#### Work instructions:
Write out the data below in full, unchanged, minus the images.

(Rows from a figure dataset)
—————
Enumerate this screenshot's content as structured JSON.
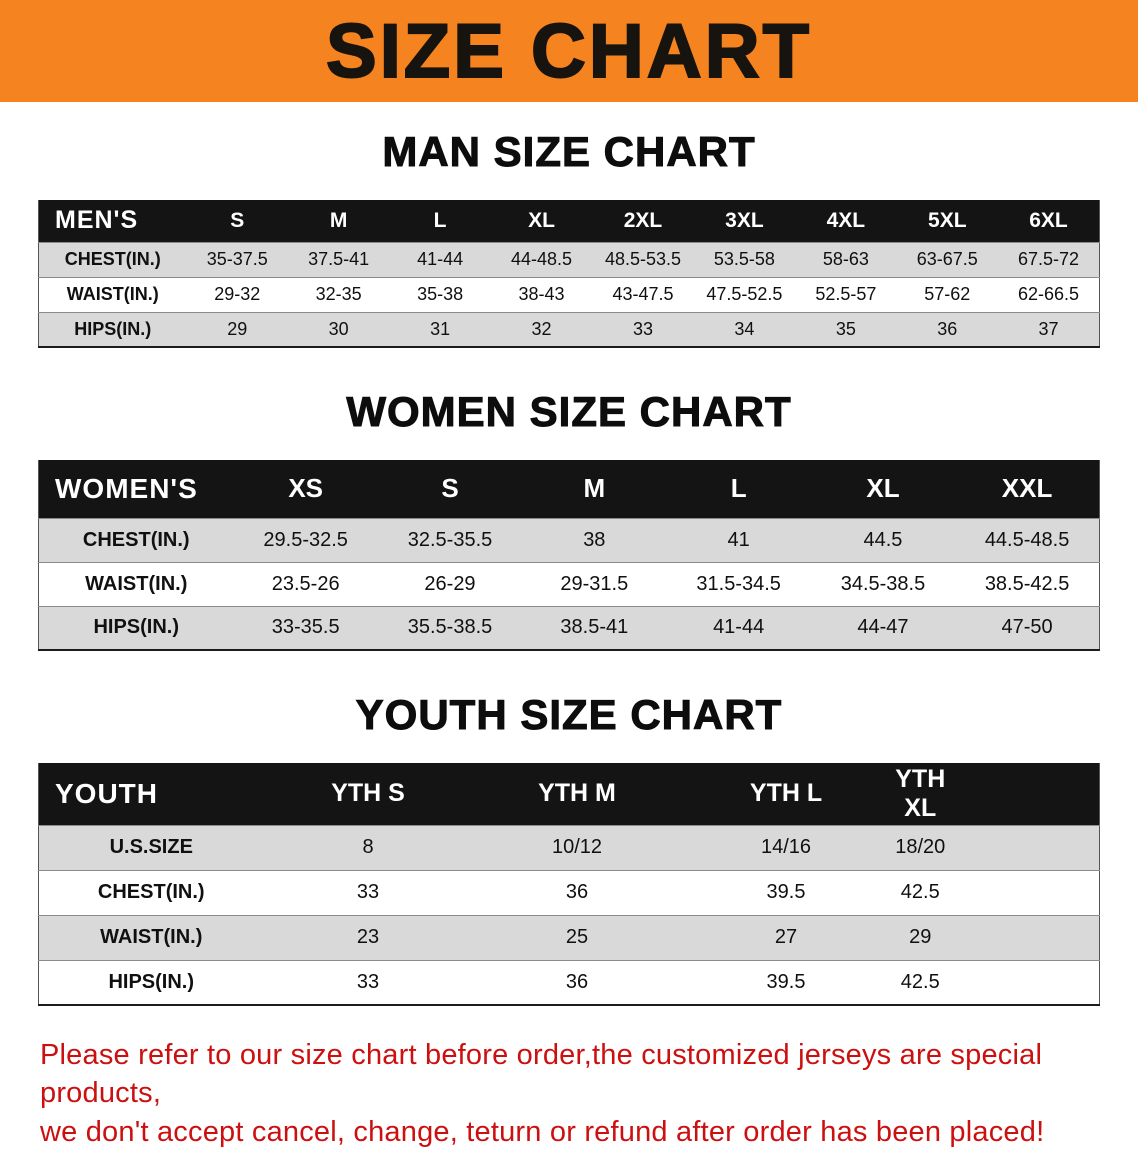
{
  "colors": {
    "banner_orange": "#f5831f",
    "header_black": "#141414",
    "stripe_gray": "#d9d9d9",
    "warning_red": "#cc1010"
  },
  "banner": {
    "title": "SIZE CHART"
  },
  "men": {
    "heading": "MAN SIZE CHART",
    "header": [
      "MEN'S",
      "S",
      "M",
      "L",
      "XL",
      "2XL",
      "3XL",
      "4XL",
      "5XL",
      "6XL"
    ],
    "rows": [
      [
        "CHEST(IN.)",
        "35-37.5",
        "37.5-41",
        "41-44",
        "44-48.5",
        "48.5-53.5",
        "53.5-58",
        "58-63",
        "63-67.5",
        "67.5-72"
      ],
      [
        "WAIST(IN.)",
        "29-32",
        "32-35",
        "35-38",
        "38-43",
        "43-47.5",
        "47.5-52.5",
        "52.5-57",
        "57-62",
        "62-66.5"
      ],
      [
        "HIPS(IN.)",
        "29",
        "30",
        "31",
        "32",
        "33",
        "34",
        "35",
        "36",
        "37"
      ]
    ]
  },
  "women": {
    "heading": "WOMEN SIZE CHART",
    "header": [
      "WOMEN'S",
      "XS",
      "S",
      "M",
      "L",
      "XL",
      "XXL"
    ],
    "rows": [
      [
        "CHEST(IN.)",
        "29.5-32.5",
        "32.5-35.5",
        "38",
        "41",
        "44.5",
        "44.5-48.5"
      ],
      [
        "WAIST(IN.)",
        "23.5-26",
        "26-29",
        "29-31.5",
        "31.5-34.5",
        "34.5-38.5",
        "38.5-42.5"
      ],
      [
        "HIPS(IN.)",
        "33-35.5",
        "35.5-38.5",
        "38.5-41",
        "41-44",
        "44-47",
        "47-50"
      ]
    ]
  },
  "youth": {
    "heading": "YOUTH SIZE CHART",
    "header": [
      "YOUTH",
      "YTH S",
      "YTH M",
      "YTH L",
      "YTH XL"
    ],
    "rows": [
      [
        "U.S.SIZE",
        "8",
        "10/12",
        "14/16",
        "18/20"
      ],
      [
        "CHEST(IN.)",
        "33",
        "36",
        "39.5",
        "42.5"
      ],
      [
        "WAIST(IN.)",
        "23",
        "25",
        "27",
        "29"
      ],
      [
        "HIPS(IN.)",
        "33",
        "36",
        "39.5",
        "42.5"
      ]
    ]
  },
  "disclaimer": {
    "line1": "Please refer to our size chart before order,the customized jerseys are special products,",
    "line2": "we don't accept cancel, change, teturn or refund after order has been placed!"
  }
}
—————
#### Solution below:
Enumerate this screenshot's content as structured JSON.
{
  "colors": {
    "banner_orange": "#f5831f",
    "header_black": "#141414",
    "stripe_gray": "#d9d9d9",
    "warning_red": "#cc1010"
  },
  "banner": {
    "title": "SIZE CHART"
  },
  "men": {
    "heading": "MAN SIZE CHART",
    "header": [
      "MEN'S",
      "S",
      "M",
      "L",
      "XL",
      "2XL",
      "3XL",
      "4XL",
      "5XL",
      "6XL"
    ],
    "rows": [
      [
        "CHEST(IN.)",
        "35-37.5",
        "37.5-41",
        "41-44",
        "44-48.5",
        "48.5-53.5",
        "53.5-58",
        "58-63",
        "63-67.5",
        "67.5-72"
      ],
      [
        "WAIST(IN.)",
        "29-32",
        "32-35",
        "35-38",
        "38-43",
        "43-47.5",
        "47.5-52.5",
        "52.5-57",
        "57-62",
        "62-66.5"
      ],
      [
        "HIPS(IN.)",
        "29",
        "30",
        "31",
        "32",
        "33",
        "34",
        "35",
        "36",
        "37"
      ]
    ]
  },
  "women": {
    "heading": "WOMEN SIZE CHART",
    "header": [
      "WOMEN'S",
      "XS",
      "S",
      "M",
      "L",
      "XL",
      "XXL"
    ],
    "rows": [
      [
        "CHEST(IN.)",
        "29.5-32.5",
        "32.5-35.5",
        "38",
        "41",
        "44.5",
        "44.5-48.5"
      ],
      [
        "WAIST(IN.)",
        "23.5-26",
        "26-29",
        "29-31.5",
        "31.5-34.5",
        "34.5-38.5",
        "38.5-42.5"
      ],
      [
        "HIPS(IN.)",
        "33-35.5",
        "35.5-38.5",
        "38.5-41",
        "41-44",
        "44-47",
        "47-50"
      ]
    ]
  },
  "youth": {
    "heading": "YOUTH SIZE CHART",
    "header": [
      "YOUTH",
      "YTH S",
      "YTH M",
      "YTH L",
      "YTH XL"
    ],
    "rows": [
      [
        "U.S.SIZE",
        "8",
        "10/12",
        "14/16",
        "18/20"
      ],
      [
        "CHEST(IN.)",
        "33",
        "36",
        "39.5",
        "42.5"
      ],
      [
        "WAIST(IN.)",
        "23",
        "25",
        "27",
        "29"
      ],
      [
        "HIPS(IN.)",
        "33",
        "36",
        "39.5",
        "42.5"
      ]
    ]
  },
  "disclaimer": {
    "line1": "Please refer to our size chart before order,the customized jerseys are special products,",
    "line2": "we don't accept cancel, change, teturn or refund after order has been placed!"
  }
}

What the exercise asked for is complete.